_Data for this task_.
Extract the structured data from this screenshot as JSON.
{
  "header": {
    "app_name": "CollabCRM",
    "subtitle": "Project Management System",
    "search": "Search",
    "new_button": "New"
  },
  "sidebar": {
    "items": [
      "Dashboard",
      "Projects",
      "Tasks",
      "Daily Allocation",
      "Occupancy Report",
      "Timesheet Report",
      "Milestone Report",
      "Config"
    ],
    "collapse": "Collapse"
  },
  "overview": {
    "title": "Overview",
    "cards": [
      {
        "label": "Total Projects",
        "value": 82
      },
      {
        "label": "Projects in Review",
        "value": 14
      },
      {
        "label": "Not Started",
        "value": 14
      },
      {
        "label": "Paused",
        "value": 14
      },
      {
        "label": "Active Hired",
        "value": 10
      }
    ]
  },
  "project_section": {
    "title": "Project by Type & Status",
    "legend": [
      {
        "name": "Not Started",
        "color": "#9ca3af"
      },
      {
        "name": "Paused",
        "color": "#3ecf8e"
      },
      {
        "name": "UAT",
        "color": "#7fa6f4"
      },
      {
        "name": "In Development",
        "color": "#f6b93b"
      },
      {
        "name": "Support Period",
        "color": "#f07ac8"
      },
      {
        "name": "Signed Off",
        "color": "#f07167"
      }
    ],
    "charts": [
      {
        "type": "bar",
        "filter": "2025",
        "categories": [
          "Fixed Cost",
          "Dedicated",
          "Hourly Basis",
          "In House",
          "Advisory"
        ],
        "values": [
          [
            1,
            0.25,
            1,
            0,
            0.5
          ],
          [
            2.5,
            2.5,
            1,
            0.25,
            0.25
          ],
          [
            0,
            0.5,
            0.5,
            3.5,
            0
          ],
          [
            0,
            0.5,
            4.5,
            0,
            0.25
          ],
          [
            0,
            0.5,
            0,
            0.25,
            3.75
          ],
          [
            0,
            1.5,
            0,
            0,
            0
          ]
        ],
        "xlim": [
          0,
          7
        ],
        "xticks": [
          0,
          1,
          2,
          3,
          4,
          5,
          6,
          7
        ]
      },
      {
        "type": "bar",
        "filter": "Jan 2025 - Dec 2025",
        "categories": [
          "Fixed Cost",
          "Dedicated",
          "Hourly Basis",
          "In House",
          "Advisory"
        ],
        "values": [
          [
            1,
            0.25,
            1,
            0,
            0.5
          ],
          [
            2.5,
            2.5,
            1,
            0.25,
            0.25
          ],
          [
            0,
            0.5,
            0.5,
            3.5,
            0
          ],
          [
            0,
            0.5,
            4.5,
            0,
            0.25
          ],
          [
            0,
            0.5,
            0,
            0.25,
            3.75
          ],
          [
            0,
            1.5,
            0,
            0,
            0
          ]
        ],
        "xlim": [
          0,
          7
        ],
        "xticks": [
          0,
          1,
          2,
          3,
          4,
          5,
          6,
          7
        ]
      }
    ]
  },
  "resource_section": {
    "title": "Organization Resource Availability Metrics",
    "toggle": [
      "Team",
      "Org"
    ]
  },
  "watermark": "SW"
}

_Written exercise_. Extract each line of the listing above, copying it word for word.

_Exercise solution_.
Extract the structured data from this screenshot as JSON.
{
  "header": {
    "app_name": "CollabCRM",
    "subtitle": "Project Management System",
    "search": "Search",
    "new_button": "New"
  },
  "sidebar": {
    "items": [
      "Dashboard",
      "Projects",
      "Tasks",
      "Daily Allocation",
      "Occupancy Report",
      "Timesheet Report",
      "Milestone Report",
      "Config"
    ],
    "collapse": "Collapse"
  },
  "overview": {
    "title": "Overview",
    "cards": [
      {
        "label": "Total Projects",
        "value": 82
      },
      {
        "label": "Projects in Review",
        "value": 14
      },
      {
        "label": "Not Started",
        "value": 14
      },
      {
        "label": "Paused",
        "value": 14
      },
      {
        "label": "Active Hired",
        "value": 10
      }
    ]
  },
  "project_section": {
    "title": "Project by Type & Status",
    "legend": [
      {
        "name": "Not Started",
        "color": "#9ca3af"
      },
      {
        "name": "Paused",
        "color": "#3ecf8e"
      },
      {
        "name": "UAT",
        "color": "#7fa6f4"
      },
      {
        "name": "In Development",
        "color": "#f6b93b"
      },
      {
        "name": "Support Period",
        "color": "#f07ac8"
      },
      {
        "name": "Signed Off",
        "color": "#f07167"
      }
    ],
    "charts": [
      {
        "type": "bar",
        "filter": "2025",
        "categories": [
          "Fixed Cost",
          "Dedicated",
          "Hourly Basis",
          "In House",
          "Advisory"
        ],
        "values": [
          [
            1,
            0.25,
            1,
            0,
            0.5
          ],
          [
            2.5,
            2.5,
            1,
            0.25,
            0.25
          ],
          [
            0,
            0.5,
            0.5,
            3.5,
            0
          ],
          [
            0,
            0.5,
            4.5,
            0,
            0.25
          ],
          [
            0,
            0.5,
            0,
            0.25,
            3.75
          ],
          [
            0,
            1.5,
            0,
            0,
            0
          ]
        ],
        "xlim": [
          0,
          7
        ],
        "xticks": [
          0,
          1,
          2,
          3,
          4,
          5,
          6,
          7
        ]
      },
      {
        "type": "bar",
        "filter": "Jan 2025 - Dec 2025",
        "categories": [
          "Fixed Cost",
          "Dedicated",
          "Hourly Basis",
          "In House",
          "Advisory"
        ],
        "values": [
          [
            1,
            0.25,
            1,
            0,
            0.5
          ],
          [
            2.5,
            2.5,
            1,
            0.25,
            0.25
          ],
          [
            0,
            0.5,
            0.5,
            3.5,
            0
          ],
          [
            0,
            0.5,
            4.5,
            0,
            0.25
          ],
          [
            0,
            0.5,
            0,
            0.25,
            3.75
          ],
          [
            0,
            1.5,
            0,
            0,
            0
          ]
        ],
        "xlim": [
          0,
          7
        ],
        "xticks": [
          0,
          1,
          2,
          3,
          4,
          5,
          6,
          7
        ]
      }
    ]
  },
  "resource_section": {
    "title": "Organization Resource Availability Metrics",
    "toggle": [
      "Team",
      "Org"
    ]
  },
  "watermark": "SW"
}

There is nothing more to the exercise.